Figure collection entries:
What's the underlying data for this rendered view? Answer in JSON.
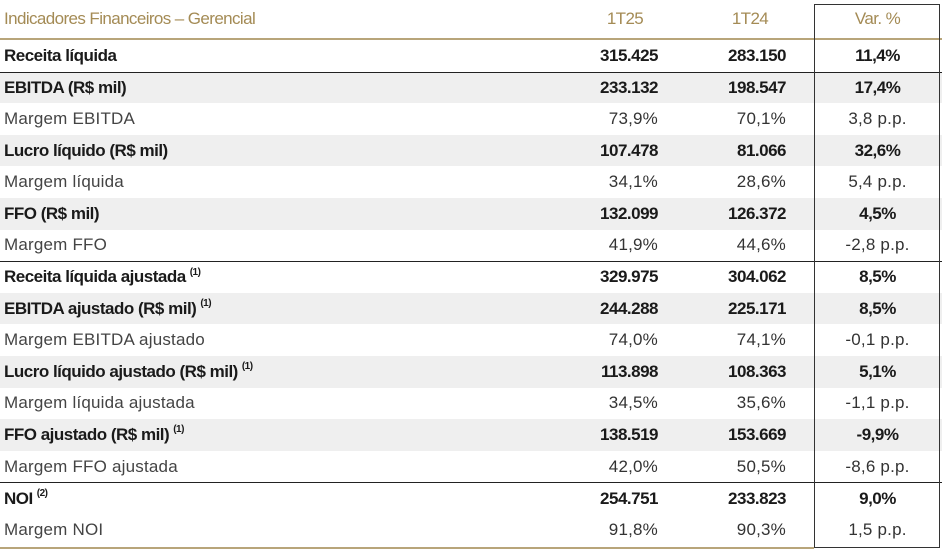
{
  "header": {
    "title": "Indicadores Financeiros – Gerencial",
    "col1": "1T25",
    "col2": "1T24",
    "col3": "Var. %"
  },
  "rows": [
    {
      "label": "Receita líquida",
      "note": "",
      "v1": "315.425",
      "v2": "283.150",
      "var": "11,4%",
      "style": "bold"
    },
    {
      "label": "EBITDA (R$ mil)",
      "note": "",
      "v1": "233.132",
      "v2": "198.547",
      "var": "17,4%",
      "style": "bold"
    },
    {
      "label": "Margem EBITDA",
      "note": "",
      "v1": "73,9%",
      "v2": "70,1%",
      "var": "3,8 p.p.",
      "style": "normal"
    },
    {
      "label": "Lucro líquido (R$ mil)",
      "note": "",
      "v1": "107.478",
      "v2": "81.066",
      "var": "32,6%",
      "style": "bold"
    },
    {
      "label": "Margem líquida",
      "note": "",
      "v1": "34,1%",
      "v2": "28,6%",
      "var": "5,4 p.p.",
      "style": "normal"
    },
    {
      "label": "FFO (R$ mil)",
      "note": "",
      "v1": "132.099",
      "v2": "126.372",
      "var": "4,5%",
      "style": "bold"
    },
    {
      "label": "Margem FFO",
      "note": "",
      "v1": "41,9%",
      "v2": "44,6%",
      "var": "-2,8 p.p.",
      "style": "normal"
    },
    {
      "label": "Receita líquida ajustada",
      "note": "(1)",
      "v1": "329.975",
      "v2": "304.062",
      "var": "8,5%",
      "style": "bold"
    },
    {
      "label": "EBITDA ajustado (R$ mil)",
      "note": "(1)",
      "v1": "244.288",
      "v2": "225.171",
      "var": "8,5%",
      "style": "bold"
    },
    {
      "label": "Margem EBITDA ajustado",
      "note": "",
      "v1": "74,0%",
      "v2": "74,1%",
      "var": "-0,1 p.p.",
      "style": "normal"
    },
    {
      "label": "Lucro líquido ajustado (R$ mil)",
      "note": "(1)",
      "v1": "113.898",
      "v2": "108.363",
      "var": "5,1%",
      "style": "bold"
    },
    {
      "label": "Margem líquida ajustada",
      "note": "",
      "v1": "34,5%",
      "v2": "35,6%",
      "var": "-1,1 p.p.",
      "style": "normal"
    },
    {
      "label": "FFO ajustado (R$ mil)",
      "note": "(1)",
      "v1": "138.519",
      "v2": "153.669",
      "var": "-9,9%",
      "style": "bold"
    },
    {
      "label": "Margem FFO ajustada",
      "note": "",
      "v1": "42,0%",
      "v2": "50,5%",
      "var": "-8,6 p.p.",
      "style": "normal"
    },
    {
      "label": "NOI",
      "note": "(2)",
      "v1": "254.751",
      "v2": "233.823",
      "var": "9,0%",
      "style": "bold"
    },
    {
      "label": "Margem NOI",
      "note": "",
      "v1": "91,8%",
      "v2": "90,3%",
      "var": "1,5 p.p.",
      "style": "normal"
    }
  ]
}
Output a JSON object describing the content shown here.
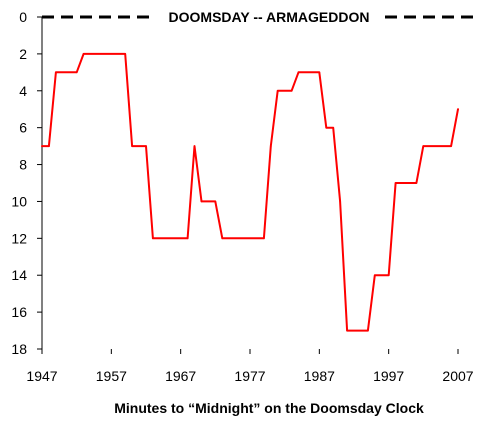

WHAT YOU ARE ASKED TO DO: Pull out all lines containing "líquido".

ANSWER TO THIS TASK:
      "label": "Lucro líquido (R$ mil)",
      "label": "Lucro líquido ajustado (R$ mil)",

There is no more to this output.